WHAT THIS TASK INVOLVES: Count every line in the following entries where the word "name" appears. Give the count alone.

[Figure contents as structured data]

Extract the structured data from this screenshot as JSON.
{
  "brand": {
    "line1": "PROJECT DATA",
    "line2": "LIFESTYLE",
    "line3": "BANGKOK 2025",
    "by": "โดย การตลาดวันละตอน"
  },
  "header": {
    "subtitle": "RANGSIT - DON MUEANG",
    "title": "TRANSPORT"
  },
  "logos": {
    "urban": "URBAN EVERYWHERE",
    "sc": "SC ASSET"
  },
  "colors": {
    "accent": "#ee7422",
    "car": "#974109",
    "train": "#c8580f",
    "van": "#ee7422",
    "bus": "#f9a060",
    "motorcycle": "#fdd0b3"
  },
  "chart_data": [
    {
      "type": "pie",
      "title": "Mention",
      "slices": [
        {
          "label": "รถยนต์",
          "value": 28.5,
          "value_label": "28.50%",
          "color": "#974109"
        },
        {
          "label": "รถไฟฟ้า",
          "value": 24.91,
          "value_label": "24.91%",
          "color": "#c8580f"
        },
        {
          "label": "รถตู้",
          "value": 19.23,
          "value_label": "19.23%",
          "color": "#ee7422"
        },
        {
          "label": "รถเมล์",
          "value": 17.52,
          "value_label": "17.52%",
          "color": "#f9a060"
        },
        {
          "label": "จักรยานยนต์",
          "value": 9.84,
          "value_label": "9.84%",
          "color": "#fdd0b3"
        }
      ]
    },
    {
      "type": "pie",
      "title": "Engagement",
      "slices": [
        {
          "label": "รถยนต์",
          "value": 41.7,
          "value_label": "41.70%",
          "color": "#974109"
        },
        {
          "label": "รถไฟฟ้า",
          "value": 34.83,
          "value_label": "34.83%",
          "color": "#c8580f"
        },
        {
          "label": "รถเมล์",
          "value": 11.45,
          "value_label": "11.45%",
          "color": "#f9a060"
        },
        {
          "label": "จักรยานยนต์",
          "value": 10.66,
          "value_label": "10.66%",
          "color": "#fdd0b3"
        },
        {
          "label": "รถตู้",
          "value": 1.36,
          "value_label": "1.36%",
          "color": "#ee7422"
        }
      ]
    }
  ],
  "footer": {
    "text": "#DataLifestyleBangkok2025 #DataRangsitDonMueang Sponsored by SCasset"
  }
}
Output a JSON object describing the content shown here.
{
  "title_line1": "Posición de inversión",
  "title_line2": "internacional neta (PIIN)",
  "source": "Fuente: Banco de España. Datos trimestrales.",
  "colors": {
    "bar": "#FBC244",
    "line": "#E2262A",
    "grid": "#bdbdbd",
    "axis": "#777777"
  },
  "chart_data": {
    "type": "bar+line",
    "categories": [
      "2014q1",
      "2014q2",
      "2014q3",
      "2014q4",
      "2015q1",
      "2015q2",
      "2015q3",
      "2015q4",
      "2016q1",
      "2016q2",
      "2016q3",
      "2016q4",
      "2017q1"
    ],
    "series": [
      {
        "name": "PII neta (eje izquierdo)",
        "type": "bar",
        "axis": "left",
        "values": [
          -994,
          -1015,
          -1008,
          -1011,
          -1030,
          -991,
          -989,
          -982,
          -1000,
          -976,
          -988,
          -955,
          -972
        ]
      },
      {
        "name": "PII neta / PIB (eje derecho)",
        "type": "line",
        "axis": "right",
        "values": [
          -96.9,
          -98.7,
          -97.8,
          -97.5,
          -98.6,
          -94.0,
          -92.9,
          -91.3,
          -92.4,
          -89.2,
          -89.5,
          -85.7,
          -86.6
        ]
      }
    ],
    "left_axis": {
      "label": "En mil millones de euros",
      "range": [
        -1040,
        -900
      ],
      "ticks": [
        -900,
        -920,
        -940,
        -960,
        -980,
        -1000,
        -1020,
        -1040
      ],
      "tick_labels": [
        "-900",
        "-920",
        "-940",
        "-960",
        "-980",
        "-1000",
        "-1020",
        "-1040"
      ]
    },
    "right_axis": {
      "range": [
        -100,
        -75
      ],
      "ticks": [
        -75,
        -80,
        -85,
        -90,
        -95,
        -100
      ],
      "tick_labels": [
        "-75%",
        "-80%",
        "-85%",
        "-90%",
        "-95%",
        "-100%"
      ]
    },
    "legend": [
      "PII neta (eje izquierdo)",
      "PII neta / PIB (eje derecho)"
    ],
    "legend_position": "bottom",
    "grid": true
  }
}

PROBLEM SOLUTION: 2